(Data entries for graphics)
════════════════

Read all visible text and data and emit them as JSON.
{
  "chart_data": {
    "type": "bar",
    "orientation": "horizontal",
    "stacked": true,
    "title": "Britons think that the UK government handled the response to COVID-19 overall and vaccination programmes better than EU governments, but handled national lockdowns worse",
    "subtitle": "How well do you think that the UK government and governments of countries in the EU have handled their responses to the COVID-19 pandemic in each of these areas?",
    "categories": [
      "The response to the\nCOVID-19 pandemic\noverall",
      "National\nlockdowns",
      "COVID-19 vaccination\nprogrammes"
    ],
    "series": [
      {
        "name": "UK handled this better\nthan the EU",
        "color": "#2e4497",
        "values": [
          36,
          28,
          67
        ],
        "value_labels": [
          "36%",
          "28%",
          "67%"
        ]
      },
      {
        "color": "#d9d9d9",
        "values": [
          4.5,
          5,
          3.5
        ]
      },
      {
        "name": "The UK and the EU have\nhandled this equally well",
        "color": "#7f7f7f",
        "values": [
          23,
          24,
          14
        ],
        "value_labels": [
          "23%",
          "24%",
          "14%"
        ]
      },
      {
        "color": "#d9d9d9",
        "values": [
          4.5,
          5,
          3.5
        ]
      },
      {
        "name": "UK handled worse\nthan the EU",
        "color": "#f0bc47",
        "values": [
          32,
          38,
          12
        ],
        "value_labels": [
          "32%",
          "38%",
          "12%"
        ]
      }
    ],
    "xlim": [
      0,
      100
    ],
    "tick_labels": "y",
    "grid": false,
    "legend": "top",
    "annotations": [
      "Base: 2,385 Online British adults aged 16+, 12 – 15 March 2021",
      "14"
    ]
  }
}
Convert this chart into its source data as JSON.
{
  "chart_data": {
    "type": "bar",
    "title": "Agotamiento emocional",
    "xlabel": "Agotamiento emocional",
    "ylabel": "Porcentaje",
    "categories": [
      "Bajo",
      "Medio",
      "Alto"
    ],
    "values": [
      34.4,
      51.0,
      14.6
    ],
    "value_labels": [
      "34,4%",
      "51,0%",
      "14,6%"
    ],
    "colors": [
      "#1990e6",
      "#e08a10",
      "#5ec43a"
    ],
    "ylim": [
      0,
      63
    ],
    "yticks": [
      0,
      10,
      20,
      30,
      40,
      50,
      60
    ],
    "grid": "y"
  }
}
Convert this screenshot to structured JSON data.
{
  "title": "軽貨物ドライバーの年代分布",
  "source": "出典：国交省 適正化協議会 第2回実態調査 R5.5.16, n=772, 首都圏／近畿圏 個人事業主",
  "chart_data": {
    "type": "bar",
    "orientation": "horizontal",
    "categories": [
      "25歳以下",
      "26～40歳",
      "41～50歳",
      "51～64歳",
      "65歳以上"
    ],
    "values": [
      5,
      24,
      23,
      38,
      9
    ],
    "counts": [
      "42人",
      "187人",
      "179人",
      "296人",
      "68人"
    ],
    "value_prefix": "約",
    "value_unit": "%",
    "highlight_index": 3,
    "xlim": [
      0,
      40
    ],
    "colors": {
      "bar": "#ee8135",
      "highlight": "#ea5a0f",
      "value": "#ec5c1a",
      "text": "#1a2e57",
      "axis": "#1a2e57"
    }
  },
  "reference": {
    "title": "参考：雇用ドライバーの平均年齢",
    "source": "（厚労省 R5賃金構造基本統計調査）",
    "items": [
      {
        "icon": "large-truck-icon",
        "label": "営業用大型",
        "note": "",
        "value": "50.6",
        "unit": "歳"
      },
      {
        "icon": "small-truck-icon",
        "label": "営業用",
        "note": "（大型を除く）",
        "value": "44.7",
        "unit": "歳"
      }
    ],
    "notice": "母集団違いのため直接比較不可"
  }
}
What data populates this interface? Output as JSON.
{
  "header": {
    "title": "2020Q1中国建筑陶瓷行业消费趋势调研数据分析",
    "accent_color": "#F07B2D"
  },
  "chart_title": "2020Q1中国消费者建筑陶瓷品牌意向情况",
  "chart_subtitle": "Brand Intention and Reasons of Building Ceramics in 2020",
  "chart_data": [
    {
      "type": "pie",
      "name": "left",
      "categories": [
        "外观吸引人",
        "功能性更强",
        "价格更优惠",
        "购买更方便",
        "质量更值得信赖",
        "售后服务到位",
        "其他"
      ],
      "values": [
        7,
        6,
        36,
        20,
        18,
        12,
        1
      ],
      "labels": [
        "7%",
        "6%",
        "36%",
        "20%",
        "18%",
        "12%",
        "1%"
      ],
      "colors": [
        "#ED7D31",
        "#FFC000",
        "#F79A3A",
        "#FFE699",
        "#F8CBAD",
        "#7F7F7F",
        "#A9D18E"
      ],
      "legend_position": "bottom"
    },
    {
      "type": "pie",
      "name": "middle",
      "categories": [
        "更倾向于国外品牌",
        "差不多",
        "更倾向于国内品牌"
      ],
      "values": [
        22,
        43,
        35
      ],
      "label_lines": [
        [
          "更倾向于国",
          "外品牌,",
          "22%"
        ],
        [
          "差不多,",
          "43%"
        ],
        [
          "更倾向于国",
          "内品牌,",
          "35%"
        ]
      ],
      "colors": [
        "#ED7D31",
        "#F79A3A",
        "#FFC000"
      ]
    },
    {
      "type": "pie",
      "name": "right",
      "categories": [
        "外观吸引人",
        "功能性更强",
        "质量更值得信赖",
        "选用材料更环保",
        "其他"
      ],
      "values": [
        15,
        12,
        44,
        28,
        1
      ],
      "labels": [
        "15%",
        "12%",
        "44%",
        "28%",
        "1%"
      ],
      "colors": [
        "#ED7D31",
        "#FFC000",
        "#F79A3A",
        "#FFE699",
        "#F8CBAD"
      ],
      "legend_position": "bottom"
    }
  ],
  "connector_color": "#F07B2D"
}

════════════════

**Exercise brief**
Pull out every line of the entries that includes the word "JSON".

**Output for this exercise**
Read all visible text and data and emit them as JSON.
Convert this chart into its source data as JSON.
Convert this screenshot to structured JSON data.
What data populates this interface? Output as JSON.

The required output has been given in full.